## [What needs to be done]
Gather up every line from the entries below that uses the word "соответственно".

● ● ● ● ● ● ●

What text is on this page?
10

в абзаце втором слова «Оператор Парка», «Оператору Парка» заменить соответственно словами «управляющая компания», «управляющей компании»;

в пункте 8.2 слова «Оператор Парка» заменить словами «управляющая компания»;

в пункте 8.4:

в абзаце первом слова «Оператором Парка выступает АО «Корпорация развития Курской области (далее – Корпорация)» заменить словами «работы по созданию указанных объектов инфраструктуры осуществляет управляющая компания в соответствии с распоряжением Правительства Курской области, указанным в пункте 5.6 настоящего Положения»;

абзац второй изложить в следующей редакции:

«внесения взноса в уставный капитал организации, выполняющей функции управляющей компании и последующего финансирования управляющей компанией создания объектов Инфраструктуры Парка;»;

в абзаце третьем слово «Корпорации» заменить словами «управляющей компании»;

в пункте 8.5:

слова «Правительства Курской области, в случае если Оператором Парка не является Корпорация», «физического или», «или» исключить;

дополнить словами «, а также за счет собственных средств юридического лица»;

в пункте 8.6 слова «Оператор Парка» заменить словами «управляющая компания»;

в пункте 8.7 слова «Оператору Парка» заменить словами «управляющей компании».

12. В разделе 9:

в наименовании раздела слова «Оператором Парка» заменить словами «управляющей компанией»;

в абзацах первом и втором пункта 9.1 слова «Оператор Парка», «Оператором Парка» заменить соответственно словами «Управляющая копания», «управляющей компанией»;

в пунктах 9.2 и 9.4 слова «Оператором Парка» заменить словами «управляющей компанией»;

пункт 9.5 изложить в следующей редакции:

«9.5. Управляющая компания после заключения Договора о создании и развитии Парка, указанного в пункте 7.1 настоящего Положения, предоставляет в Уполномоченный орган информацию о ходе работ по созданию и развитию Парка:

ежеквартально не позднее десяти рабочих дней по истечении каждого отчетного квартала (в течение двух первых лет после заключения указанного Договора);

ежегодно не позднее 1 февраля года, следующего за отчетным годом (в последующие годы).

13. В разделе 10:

● ● ● ● ● ● ●

## [Finished task]
в абзаце втором слова «Оператор Парка», «Оператору Парка» заменить соответственно словами «управляющая компания», «управляющей компании»;
в абзацах первом и втором пункта 9.1 слова «Оператор Парка», «Оператором Парка» заменить соответственно словами «Управляющая копания», «управляющей компанией»;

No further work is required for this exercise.